> _DATASET RECORDS_:

## BEGIN

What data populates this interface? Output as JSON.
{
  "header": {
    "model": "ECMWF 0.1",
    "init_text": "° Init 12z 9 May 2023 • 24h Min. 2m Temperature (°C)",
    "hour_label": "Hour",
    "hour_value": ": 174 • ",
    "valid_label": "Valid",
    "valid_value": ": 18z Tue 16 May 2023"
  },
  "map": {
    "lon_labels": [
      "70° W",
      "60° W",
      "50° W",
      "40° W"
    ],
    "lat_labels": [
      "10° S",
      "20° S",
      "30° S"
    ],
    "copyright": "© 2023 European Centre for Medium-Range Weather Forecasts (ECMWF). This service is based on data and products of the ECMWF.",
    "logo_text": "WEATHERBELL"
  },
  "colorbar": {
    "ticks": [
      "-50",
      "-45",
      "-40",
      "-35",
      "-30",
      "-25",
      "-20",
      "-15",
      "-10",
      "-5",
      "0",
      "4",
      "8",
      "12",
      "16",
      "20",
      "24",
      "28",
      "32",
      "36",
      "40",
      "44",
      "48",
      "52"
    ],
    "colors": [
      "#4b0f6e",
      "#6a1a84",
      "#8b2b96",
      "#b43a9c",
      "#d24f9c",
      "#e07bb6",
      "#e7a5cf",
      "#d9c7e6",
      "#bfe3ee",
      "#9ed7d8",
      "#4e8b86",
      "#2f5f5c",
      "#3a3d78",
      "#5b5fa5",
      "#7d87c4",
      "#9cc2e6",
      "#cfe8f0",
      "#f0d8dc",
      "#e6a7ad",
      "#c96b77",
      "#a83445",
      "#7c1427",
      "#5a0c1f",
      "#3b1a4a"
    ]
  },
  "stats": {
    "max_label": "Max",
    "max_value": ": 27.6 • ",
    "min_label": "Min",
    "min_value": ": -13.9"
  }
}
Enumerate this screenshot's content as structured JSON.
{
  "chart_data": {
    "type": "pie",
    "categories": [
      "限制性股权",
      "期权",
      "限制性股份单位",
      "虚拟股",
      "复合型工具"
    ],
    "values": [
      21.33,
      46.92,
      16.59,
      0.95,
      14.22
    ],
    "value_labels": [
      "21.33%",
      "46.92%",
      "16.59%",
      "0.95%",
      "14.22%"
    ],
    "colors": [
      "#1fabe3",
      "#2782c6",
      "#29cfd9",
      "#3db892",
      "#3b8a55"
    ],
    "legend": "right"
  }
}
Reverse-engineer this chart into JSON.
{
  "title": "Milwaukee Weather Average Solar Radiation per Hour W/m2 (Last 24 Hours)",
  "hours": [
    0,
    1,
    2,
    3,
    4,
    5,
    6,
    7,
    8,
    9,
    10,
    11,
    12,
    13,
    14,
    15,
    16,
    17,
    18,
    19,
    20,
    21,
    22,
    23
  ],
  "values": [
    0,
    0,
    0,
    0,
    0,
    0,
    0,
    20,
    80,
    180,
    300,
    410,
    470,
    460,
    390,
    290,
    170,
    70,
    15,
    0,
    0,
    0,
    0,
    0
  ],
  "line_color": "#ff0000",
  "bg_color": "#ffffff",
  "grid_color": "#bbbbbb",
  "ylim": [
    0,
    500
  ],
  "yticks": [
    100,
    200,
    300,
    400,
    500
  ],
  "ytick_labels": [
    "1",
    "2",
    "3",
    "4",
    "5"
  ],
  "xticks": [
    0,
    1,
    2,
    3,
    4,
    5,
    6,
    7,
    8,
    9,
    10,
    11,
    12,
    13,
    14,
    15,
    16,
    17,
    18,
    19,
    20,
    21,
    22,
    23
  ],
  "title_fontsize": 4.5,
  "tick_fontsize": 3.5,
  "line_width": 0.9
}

## END
## BEGIN

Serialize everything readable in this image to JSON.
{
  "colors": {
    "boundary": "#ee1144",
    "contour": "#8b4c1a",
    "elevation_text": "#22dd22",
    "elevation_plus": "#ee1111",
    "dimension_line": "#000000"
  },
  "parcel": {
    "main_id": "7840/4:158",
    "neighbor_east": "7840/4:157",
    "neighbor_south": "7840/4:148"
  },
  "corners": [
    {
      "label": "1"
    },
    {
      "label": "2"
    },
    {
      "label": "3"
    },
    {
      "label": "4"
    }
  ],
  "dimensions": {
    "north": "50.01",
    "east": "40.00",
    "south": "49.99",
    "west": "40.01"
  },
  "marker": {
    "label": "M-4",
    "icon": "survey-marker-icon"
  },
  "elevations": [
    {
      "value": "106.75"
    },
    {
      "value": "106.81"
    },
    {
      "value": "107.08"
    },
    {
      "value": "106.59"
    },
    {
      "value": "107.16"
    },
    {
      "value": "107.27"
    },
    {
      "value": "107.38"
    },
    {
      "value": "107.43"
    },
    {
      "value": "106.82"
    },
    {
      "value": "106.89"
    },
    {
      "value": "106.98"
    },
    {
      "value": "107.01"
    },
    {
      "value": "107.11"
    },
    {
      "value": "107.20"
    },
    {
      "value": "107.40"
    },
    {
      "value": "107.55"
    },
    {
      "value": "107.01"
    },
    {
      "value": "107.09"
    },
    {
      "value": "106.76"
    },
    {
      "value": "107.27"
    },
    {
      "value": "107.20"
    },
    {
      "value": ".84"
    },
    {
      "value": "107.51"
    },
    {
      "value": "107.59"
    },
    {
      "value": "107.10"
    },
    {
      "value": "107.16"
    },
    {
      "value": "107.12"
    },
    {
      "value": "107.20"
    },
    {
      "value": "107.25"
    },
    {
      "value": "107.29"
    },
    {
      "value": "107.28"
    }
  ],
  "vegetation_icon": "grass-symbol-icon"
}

## END

> _WHAT THE EXERCISE ASKS_: From the entries above, extract each line containing "icon".

> _FINISHED TASK_:
    "icon": "survey-marker-icon"
  "vegetation_icon": "grass-symbol-icon"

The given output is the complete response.